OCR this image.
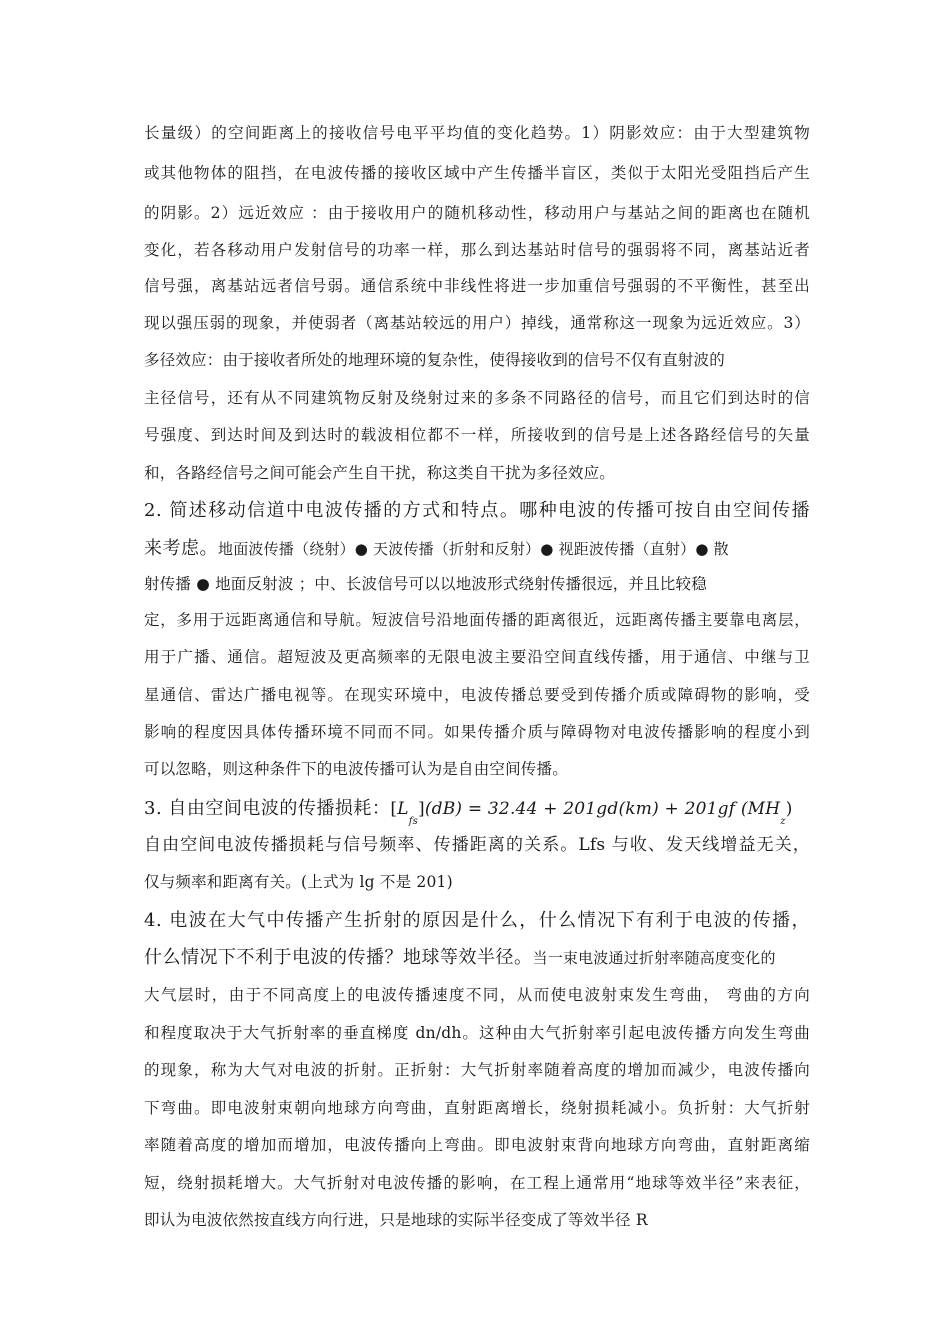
长量级）的空间距离上的接收信号电平平均值的变化趋势。1）阴影效应：由于大型建筑物
或其他物体的阻挡，在电波传播的接收区域中产生传播半盲区，类似于太阳光受阻挡后产生
的阴影。2）远近效应 ：由于接收用户的随机移动性，移动用户与基站之间的距离也在随机
变化，若各移动用户发射信号的功率一样，那么到达基站时信号的强弱将不同，离基站近者
信号强，离基站远者信号弱。通信系统中非线性将进一步加重信号强弱的不平衡性，甚至出
现以强压弱的现象，并使弱者（离基站较远的用户）掉线，通常称这一现象为远近效应。3）
多径效应：由于接收者所处的地理环境的复杂性，使得接收到的信号不仅有直射波的
主径信号，还有从不同建筑物反射及绕射过来的多条不同路径的信号，而且它们到达时的信
号强度、到达时间及到达时的载波相位都不一样，所接收到的信号是上述各路经信号的矢量
和，各路经信号之间可能会产生自干扰，称这类自干扰为多径效应。
2. 简述移动信道中电波传播的方式和特点。哪种电波的传播可按自由空间传播
来考虑。地面波传播（绕射）● 天波传播（折射和反射）● 视距波传播（直射）● 散
射传播 ● 地面反射波 ；中、长波信号可以以地波形式绕射传播很远，并且比较稳
定，多用于远距离通信和导航。短波信号沿地面传播的距离很近，远距离传播主要靠电离层，
用于广播、通信。超短波及更高频率的无限电波主要沿空间直线传播，用于通信、中继与卫
星通信、雷达广播电视等。在现实环境中，电波传播总要受到传播介质或障碍物的影响，受
影响的程度因具体传播环境不同而不同。如果传播介质与障碍物对电波传播影响的程度小到
可以忽略，则这种条件下的电波传播可认为是自由空间传播。
3. 自由空间电波的传播损耗：$[L_{fs}](dB) = 32.44 + 201gd(km) + 201gf$ $(MH_z)$
自由空间电波传播损耗与信号频率、传播距离的关系。Lfs 与收、发天线增益无关，
仅与频率和距离有关。(上式为 lg 不是 201)
4. 电波在大气中传播产生折射的原因是什么，什么情况下有利于电波的传播，
什么情况下不利于电波的传播？地球等效半径。当一束电波通过折射率随高度变化的
大气层时，由于不同高度上的电波传播速度不同，从而使电波射束发生弯曲， 弯曲的方向
和程度取决于大气折射率的垂直梯度 dn/dh。这种由大气折射率引起电波传播方向发生弯曲
的现象，称为大气对电波的折射。正折射：大气折射率随着高度的增加而减少，电波传播向
下弯曲。即电波射束朝向地球方向弯曲，直射距离增长，绕射损耗减小。负折射：大气折射
率随着高度的增加而增加，电波传播向上弯曲。即电波射束背向地球方向弯曲，直射距离缩
短，绕射损耗增大。大气折射对电波传播的影响，在工程上通常用“地球等效半径”来表征，
即认为电波依然按直线方向行进，只是地球的实际半径变成了等效半径 R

⁂

REQUIRED WORK
Transcribe the whole listing exactly. Pictures are excluded.

ANSWER TO THE PROBLEM
OCR this image.
长量级）的空间距离上的接收信号电平平均值的变化趋势。1）阴影效应：由于大型建筑物
或其他物体的阻挡，在电波传播的接收区域中产生传播半盲区，类似于太阳光受阻挡后产生
的阴影。2）远近效应 ：由于接收用户的随机移动性，移动用户与基站之间的距离也在随机
变化，若各移动用户发射信号的功率一样，那么到达基站时信号的强弱将不同，离基站近者
信号强，离基站远者信号弱。通信系统中非线性将进一步加重信号强弱的不平衡性，甚至出
现以强压弱的现象，并使弱者（离基站较远的用户）掉线，通常称这一现象为远近效应。3）
多径效应：由于接收者所处的地理环境的复杂性，使得接收到的信号不仅有直射波的
主径信号，还有从不同建筑物反射及绕射过来的多条不同路径的信号，而且它们到达时的信
号强度、到达时间及到达时的载波相位都不一样，所接收到的信号是上述各路经信号的矢量
和，各路经信号之间可能会产生自干扰，称这类自干扰为多径效应。
2. 简述移动信道中电波传播的方式和特点。哪种电波的传播可按自由空间传播
来考虑。地面波传播（绕射）● 天波传播（折射和反射）● 视距波传播（直射）● 散
射传播 ● 地面反射波 ；中、长波信号可以以地波形式绕射传播很远，并且比较稳
定，多用于远距离通信和导航。短波信号沿地面传播的距离很近，远距离传播主要靠电离层，
用于广播、通信。超短波及更高频率的无限电波主要沿空间直线传播，用于通信、中继与卫
星通信、雷达广播电视等。在现实环境中，电波传播总要受到传播介质或障碍物的影响，受
影响的程度因具体传播环境不同而不同。如果传播介质与障碍物对电波传播影响的程度小到
可以忽略，则这种条件下的电波传播可认为是自由空间传播。
3. 自由空间电波的传播损耗：$[L_{fs}](dB) = 32.44 + 201gd(km) + 201gf$ $(MH_z)$
自由空间电波传播损耗与信号频率、传播距离的关系。Lfs 与收、发天线增益无关，
仅与频率和距离有关。(上式为 lg 不是 201)
4. 电波在大气中传播产生折射的原因是什么，什么情况下有利于电波的传播，
什么情况下不利于电波的传播？地球等效半径。当一束电波通过折射率随高度变化的
大气层时，由于不同高度上的电波传播速度不同，从而使电波射束发生弯曲， 弯曲的方向
和程度取决于大气折射率的垂直梯度 dn/dh。这种由大气折射率引起电波传播方向发生弯曲
的现象，称为大气对电波的折射。正折射：大气折射率随着高度的增加而减少，电波传播向
下弯曲。即电波射束朝向地球方向弯曲，直射距离增长，绕射损耗减小。负折射：大气折射
率随着高度的增加而增加，电波传播向上弯曲。即电波射束背向地球方向弯曲，直射距离缩
短，绕射损耗增大。大气折射对电波传播的影响，在工程上通常用“地球等效半径”来表征，
即认为电波依然按直线方向行进，只是地球的实际半径变成了等效半径 R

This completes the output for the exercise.